#### [AIM]
Lines containing the word "JSON" are to be located and copied.

#### [RECORD LIST]
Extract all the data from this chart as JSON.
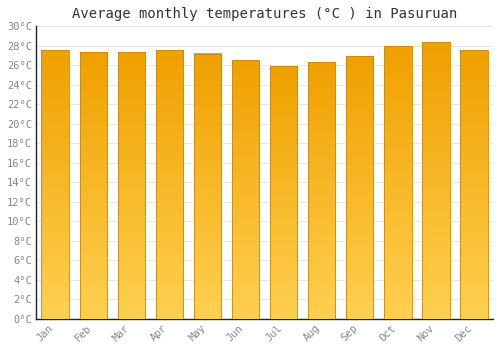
{
  "title": "Average monthly temperatures (°C ) in Pasuruan",
  "months": [
    "Jan",
    "Feb",
    "Mar",
    "Apr",
    "May",
    "Jun",
    "Jul",
    "Aug",
    "Sep",
    "Oct",
    "Nov",
    "Dec"
  ],
  "values": [
    27.6,
    27.4,
    27.4,
    27.6,
    27.2,
    26.5,
    25.9,
    26.3,
    26.9,
    28.0,
    28.4,
    27.6
  ],
  "bar_color_dark": "#F0A000",
  "bar_color_light": "#FFD050",
  "bar_edge_color": "#CC8800",
  "background_color": "#FFFFFF",
  "grid_color": "#DDDDDD",
  "ytick_labels": [
    "0°C",
    "2°C",
    "4°C",
    "6°C",
    "8°C",
    "10°C",
    "12°C",
    "14°C",
    "16°C",
    "18°C",
    "20°C",
    "22°C",
    "24°C",
    "26°C",
    "28°C",
    "30°C"
  ],
  "ytick_values": [
    0,
    2,
    4,
    6,
    8,
    10,
    12,
    14,
    16,
    18,
    20,
    22,
    24,
    26,
    28,
    30
  ],
  "ylim": [
    0,
    30
  ],
  "title_fontsize": 10,
  "tick_fontsize": 7.5,
  "font_family": "monospace",
  "bar_width": 0.72,
  "spine_color": "#222222"
}
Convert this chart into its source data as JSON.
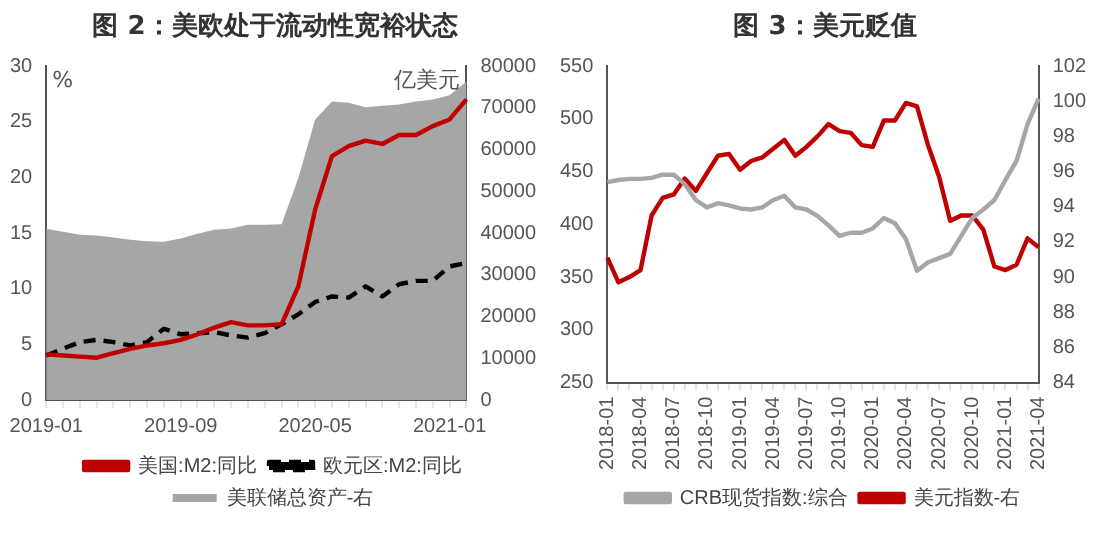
{
  "chart_data": [
    {
      "type": "line",
      "title": "图 2：美欧处于流动性宽裕状态",
      "ylabel": "%",
      "y2label": "亿美元",
      "categories": [
        "2019-01",
        null,
        null,
        null,
        null,
        null,
        null,
        null,
        "2019-09",
        null,
        null,
        null,
        null,
        null,
        null,
        null,
        "2020-05",
        null,
        null,
        null,
        null,
        null,
        null,
        null,
        "2021-01",
        null
      ],
      "series": [
        {
          "name": "美联储总资产-右",
          "type": "area",
          "axis": "y2",
          "color": "#a6a6a6",
          "values": [
            41000,
            40300,
            39600,
            39400,
            38900,
            38400,
            38000,
            37900,
            38700,
            39800,
            40800,
            41100,
            42000,
            42000,
            42100,
            53200,
            67200,
            71500,
            71200,
            70100,
            70500,
            70800,
            71500,
            72000,
            73000,
            76300
          ]
        },
        {
          "name": "美国:M2:同比",
          "color": "#c00000",
          "line_style": "solid",
          "values": [
            4.1,
            4.0,
            3.9,
            3.8,
            4.2,
            4.6,
            4.9,
            5.1,
            5.4,
            5.9,
            6.5,
            7.0,
            6.7,
            6.7,
            6.8,
            10.2,
            17.1,
            21.9,
            22.8,
            23.3,
            23.0,
            23.8,
            23.8,
            24.6,
            25.2,
            27.0
          ]
        },
        {
          "name": "欧元区:M2:同比",
          "color": "#000000",
          "line_style": "dashed",
          "values": [
            4.0,
            4.6,
            5.2,
            5.4,
            5.2,
            4.9,
            5.2,
            6.4,
            5.9,
            6.0,
            6.1,
            5.8,
            5.6,
            6.0,
            6.8,
            7.7,
            8.8,
            9.3,
            9.2,
            10.2,
            9.3,
            10.4,
            10.7,
            10.7,
            12.0,
            12.3
          ]
        }
      ],
      "ylim": [
        0,
        30
      ],
      "yticks": [
        0,
        5,
        10,
        15,
        20,
        25,
        30
      ],
      "y2lim": [
        0,
        80000
      ],
      "y2ticks": [
        0,
        10000,
        20000,
        30000,
        40000,
        50000,
        60000,
        70000,
        80000
      ],
      "grid": false,
      "legend": "bottom",
      "marker": "none"
    },
    {
      "type": "line",
      "title": "图 3：美元贬值",
      "categories": [
        "2018-01",
        null,
        null,
        "2018-04",
        null,
        null,
        "2018-07",
        null,
        null,
        "2018-10",
        null,
        null,
        "2019-01",
        null,
        null,
        "2019-04",
        null,
        null,
        "2019-07",
        null,
        null,
        "2019-10",
        null,
        null,
        "2020-01",
        null,
        null,
        "2020-04",
        null,
        null,
        "2020-07",
        null,
        null,
        "2020-10",
        null,
        null,
        "2021-01",
        null,
        null,
        "2021-04"
      ],
      "series": [
        {
          "name": "CRB现货指数:综合",
          "color": "#a6a6a6",
          "values": [
            440,
            442,
            443,
            443,
            444,
            447,
            447,
            438,
            423,
            416,
            420,
            418,
            415,
            414,
            416,
            423,
            427,
            416,
            414,
            408,
            399,
            389,
            392,
            392,
            396,
            406,
            401,
            386,
            356,
            364,
            368,
            372,
            389,
            406,
            414,
            423,
            442,
            460,
            495,
            519
          ]
        },
        {
          "name": "美元指数-右",
          "axis": "y2",
          "color": "#c00000",
          "values": [
            91.1,
            89.7,
            90.0,
            90.4,
            93.5,
            94.5,
            94.7,
            95.6,
            94.9,
            95.9,
            96.9,
            97.0,
            96.1,
            96.6,
            96.8,
            97.3,
            97.8,
            96.9,
            97.4,
            98.0,
            98.7,
            98.3,
            98.2,
            97.5,
            97.4,
            98.9,
            98.9,
            99.9,
            99.7,
            97.5,
            95.7,
            93.2,
            93.5,
            93.5,
            92.7,
            90.6,
            90.4,
            90.7,
            92.2,
            91.7
          ]
        }
      ],
      "ylim": [
        250,
        550
      ],
      "yticks": [
        250,
        300,
        350,
        400,
        450,
        500,
        550
      ],
      "y2lim": [
        84,
        102
      ],
      "y2ticks": [
        84,
        86,
        88,
        90,
        92,
        94,
        96,
        98,
        100,
        102
      ],
      "grid": false,
      "legend": "bottom",
      "marker": "none"
    }
  ]
}
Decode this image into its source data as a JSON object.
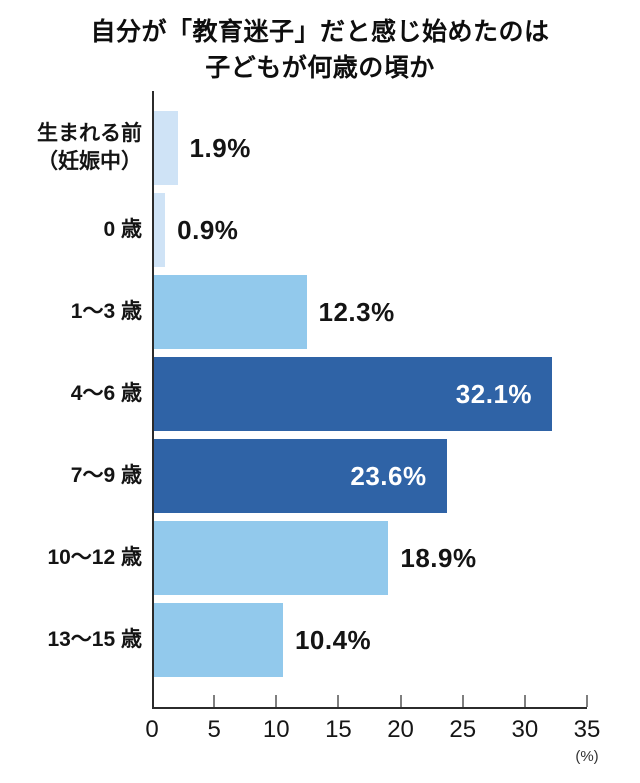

#### [SOLVED PROBLEM]
Extract all the data from this chart as JSON.
Convert this chart into its source data as JSON.
Decode this image into its source data as a JSON object.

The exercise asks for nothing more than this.